-- begin Rows --

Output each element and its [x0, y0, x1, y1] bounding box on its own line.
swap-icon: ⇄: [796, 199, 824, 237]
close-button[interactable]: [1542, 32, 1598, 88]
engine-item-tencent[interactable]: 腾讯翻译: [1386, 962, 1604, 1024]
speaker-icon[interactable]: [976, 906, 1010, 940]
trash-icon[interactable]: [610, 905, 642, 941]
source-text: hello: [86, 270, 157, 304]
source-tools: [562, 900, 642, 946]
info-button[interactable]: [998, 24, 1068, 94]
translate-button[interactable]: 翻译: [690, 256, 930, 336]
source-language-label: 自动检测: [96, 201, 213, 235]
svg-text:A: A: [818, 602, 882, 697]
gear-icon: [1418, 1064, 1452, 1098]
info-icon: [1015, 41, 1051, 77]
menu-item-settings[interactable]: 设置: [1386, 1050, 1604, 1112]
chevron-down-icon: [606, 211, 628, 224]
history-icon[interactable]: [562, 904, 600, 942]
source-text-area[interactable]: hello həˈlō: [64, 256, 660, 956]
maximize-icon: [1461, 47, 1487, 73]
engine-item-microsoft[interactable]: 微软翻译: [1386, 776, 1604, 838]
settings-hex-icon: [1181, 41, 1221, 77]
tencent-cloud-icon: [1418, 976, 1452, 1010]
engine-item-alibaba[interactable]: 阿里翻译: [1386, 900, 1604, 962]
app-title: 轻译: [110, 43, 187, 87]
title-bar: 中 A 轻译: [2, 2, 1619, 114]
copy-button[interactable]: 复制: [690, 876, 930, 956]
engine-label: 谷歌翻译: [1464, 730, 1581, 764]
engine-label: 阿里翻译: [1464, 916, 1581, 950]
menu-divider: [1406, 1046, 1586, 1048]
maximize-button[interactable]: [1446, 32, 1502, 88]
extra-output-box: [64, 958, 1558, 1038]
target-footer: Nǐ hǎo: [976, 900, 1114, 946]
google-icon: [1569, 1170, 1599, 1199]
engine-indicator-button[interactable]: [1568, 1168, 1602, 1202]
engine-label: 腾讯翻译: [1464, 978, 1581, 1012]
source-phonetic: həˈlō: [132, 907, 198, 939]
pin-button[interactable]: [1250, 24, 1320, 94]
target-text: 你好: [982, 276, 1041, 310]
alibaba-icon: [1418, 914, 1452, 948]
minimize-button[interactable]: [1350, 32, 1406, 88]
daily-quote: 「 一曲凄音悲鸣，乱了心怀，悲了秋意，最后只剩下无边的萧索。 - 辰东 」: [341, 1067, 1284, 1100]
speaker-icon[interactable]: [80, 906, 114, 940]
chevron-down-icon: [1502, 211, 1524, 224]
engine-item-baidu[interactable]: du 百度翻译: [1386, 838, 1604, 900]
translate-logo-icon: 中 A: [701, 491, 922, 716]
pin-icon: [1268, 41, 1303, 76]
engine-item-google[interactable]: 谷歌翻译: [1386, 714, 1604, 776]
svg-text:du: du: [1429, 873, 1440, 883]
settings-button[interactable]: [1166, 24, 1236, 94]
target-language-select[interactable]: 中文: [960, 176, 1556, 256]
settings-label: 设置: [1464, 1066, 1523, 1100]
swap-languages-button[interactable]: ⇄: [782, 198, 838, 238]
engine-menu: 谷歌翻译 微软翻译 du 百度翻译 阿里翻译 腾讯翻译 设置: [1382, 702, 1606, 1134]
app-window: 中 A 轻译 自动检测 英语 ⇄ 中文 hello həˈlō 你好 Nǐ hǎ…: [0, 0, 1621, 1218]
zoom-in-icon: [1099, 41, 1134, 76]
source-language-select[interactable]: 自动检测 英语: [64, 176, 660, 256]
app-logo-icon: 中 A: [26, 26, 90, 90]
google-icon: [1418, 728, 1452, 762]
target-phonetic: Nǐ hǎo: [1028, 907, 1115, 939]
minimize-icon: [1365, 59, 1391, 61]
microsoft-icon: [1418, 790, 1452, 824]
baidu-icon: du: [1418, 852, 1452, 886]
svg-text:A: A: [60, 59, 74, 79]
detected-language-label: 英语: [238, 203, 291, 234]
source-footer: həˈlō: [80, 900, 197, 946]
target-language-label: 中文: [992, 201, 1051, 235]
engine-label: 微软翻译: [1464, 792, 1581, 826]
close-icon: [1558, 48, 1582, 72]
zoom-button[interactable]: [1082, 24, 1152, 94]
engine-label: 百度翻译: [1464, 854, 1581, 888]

-- end Rows --

Problem requirements
Extract every line of the entries above that contains the string "title", treating uppercase and lowercase letters as different.

Final answer
app-title: 轻译: [110, 43, 187, 87]
title-bar: 中 A 轻译: [2, 2, 1619, 114]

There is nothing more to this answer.